#### Exercise description:
Count every line of the material that holds the string "согл". Respond with the total only.

Material provided start

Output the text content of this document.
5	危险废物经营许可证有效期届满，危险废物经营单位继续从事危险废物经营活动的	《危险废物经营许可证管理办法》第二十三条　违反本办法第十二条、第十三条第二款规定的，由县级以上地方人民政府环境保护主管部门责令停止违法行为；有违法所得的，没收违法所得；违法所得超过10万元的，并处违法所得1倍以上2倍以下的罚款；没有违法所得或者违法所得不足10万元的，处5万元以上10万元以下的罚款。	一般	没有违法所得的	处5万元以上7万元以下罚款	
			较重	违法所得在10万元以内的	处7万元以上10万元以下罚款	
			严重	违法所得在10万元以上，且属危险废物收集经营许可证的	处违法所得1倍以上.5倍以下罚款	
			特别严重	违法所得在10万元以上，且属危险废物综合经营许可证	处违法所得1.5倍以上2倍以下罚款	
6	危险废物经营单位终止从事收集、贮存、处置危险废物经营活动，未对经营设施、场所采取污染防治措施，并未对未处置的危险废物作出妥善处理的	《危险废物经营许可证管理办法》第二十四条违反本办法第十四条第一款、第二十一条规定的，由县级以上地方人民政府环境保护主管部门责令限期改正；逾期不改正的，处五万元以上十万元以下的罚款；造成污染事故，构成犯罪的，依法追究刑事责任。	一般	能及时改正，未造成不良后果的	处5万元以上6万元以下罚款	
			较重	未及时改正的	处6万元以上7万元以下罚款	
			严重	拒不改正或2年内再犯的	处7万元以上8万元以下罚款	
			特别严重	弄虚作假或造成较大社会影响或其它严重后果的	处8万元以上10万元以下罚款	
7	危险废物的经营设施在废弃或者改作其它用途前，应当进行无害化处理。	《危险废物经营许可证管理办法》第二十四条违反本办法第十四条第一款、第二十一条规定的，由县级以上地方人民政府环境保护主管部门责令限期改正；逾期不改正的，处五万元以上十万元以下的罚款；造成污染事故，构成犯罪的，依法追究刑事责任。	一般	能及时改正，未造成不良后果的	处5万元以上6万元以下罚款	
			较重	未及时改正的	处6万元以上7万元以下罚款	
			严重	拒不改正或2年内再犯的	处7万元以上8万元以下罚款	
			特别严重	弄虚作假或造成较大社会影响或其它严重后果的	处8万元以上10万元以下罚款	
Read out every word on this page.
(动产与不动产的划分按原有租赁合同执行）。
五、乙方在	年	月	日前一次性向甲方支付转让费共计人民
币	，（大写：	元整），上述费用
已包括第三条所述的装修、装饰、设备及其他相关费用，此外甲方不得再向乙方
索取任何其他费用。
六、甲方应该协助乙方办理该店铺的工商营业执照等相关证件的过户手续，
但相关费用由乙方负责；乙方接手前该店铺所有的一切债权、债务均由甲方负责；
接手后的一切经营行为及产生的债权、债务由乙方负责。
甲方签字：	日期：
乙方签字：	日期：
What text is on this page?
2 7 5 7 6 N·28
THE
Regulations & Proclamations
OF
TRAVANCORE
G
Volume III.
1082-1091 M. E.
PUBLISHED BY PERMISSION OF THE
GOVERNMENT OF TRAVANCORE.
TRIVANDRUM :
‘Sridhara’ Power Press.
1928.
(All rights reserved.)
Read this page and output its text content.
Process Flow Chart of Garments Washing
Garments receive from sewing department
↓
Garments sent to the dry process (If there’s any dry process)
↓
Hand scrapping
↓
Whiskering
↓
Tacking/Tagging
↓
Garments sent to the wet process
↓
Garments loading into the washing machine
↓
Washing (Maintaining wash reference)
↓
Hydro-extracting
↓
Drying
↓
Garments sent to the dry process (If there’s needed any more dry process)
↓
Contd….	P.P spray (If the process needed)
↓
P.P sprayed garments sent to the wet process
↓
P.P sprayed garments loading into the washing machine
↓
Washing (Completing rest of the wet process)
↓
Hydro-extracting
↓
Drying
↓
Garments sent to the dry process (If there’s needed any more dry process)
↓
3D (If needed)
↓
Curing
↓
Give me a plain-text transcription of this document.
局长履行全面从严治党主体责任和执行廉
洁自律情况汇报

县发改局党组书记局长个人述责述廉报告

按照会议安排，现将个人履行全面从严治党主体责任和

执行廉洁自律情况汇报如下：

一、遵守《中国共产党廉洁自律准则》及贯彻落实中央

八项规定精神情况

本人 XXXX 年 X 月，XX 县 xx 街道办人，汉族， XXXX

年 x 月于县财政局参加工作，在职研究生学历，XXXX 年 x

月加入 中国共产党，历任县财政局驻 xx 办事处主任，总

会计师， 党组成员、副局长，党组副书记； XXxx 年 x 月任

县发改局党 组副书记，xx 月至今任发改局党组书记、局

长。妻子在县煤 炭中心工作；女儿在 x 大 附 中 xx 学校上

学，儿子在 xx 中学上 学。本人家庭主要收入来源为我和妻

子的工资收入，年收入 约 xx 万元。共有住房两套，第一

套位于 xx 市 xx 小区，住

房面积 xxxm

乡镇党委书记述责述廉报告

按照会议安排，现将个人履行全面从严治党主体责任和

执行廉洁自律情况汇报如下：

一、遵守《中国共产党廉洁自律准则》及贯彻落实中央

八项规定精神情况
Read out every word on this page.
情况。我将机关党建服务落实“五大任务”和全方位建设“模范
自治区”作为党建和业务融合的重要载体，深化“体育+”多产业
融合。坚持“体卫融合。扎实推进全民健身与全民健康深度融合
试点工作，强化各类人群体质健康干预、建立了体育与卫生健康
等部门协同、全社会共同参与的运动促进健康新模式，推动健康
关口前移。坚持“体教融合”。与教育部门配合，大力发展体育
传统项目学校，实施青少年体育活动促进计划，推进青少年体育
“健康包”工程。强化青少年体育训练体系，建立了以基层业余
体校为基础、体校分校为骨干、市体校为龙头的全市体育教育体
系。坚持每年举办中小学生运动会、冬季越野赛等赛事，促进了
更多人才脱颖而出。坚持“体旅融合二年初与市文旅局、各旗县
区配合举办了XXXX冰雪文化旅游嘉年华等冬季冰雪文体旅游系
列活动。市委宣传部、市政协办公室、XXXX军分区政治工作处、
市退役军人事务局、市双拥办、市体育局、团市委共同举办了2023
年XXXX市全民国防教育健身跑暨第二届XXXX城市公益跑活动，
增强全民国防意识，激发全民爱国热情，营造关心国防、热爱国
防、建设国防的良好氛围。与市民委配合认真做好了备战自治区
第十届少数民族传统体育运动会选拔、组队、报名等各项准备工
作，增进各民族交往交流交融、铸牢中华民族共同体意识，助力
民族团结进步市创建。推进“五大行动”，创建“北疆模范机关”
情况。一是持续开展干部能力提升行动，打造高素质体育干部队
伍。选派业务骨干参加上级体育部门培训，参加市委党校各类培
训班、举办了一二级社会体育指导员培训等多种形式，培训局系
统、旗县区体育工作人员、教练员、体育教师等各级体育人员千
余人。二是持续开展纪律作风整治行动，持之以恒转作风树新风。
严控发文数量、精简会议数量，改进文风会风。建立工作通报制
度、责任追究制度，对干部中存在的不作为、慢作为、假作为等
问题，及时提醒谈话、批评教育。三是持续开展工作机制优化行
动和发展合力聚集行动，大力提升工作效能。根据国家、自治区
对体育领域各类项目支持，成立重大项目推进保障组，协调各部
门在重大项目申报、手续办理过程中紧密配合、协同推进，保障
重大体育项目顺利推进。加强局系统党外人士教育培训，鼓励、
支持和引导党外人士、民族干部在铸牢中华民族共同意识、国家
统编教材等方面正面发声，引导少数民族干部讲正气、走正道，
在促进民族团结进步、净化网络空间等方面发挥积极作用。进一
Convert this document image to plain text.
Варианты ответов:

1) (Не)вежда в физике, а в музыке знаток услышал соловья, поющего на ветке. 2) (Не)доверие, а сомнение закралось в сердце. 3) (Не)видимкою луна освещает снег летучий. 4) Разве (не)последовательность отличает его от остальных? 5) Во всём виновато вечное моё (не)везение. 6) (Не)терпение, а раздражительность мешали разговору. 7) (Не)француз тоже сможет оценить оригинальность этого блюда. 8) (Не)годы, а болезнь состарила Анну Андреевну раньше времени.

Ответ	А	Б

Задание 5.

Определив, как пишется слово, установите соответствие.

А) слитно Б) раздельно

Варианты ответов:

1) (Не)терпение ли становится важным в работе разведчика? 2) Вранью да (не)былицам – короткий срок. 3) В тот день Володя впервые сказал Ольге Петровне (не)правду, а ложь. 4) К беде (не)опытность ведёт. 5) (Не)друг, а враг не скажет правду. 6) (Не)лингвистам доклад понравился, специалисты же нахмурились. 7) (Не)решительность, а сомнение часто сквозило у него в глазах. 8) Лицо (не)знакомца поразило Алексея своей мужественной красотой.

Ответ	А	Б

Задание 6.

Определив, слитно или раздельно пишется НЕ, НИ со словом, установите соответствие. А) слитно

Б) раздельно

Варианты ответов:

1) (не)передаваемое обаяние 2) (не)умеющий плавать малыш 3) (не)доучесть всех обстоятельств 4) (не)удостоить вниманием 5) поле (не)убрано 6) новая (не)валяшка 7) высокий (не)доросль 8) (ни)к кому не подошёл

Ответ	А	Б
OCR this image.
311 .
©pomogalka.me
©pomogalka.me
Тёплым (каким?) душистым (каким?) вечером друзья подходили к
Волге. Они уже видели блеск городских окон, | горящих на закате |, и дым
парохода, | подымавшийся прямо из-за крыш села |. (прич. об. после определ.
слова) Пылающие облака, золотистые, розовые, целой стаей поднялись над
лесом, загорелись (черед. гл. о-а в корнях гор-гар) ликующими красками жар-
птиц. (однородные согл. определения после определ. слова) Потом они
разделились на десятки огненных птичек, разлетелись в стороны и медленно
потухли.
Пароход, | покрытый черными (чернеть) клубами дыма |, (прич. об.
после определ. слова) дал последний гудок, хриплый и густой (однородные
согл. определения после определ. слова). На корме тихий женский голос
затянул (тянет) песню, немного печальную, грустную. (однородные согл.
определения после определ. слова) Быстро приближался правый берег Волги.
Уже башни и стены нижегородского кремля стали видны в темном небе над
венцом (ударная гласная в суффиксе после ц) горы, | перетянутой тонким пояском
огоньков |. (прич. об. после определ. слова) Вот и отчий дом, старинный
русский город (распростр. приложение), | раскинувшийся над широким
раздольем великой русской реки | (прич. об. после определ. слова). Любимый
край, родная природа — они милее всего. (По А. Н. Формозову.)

Material provided end

#### Result for this task:
3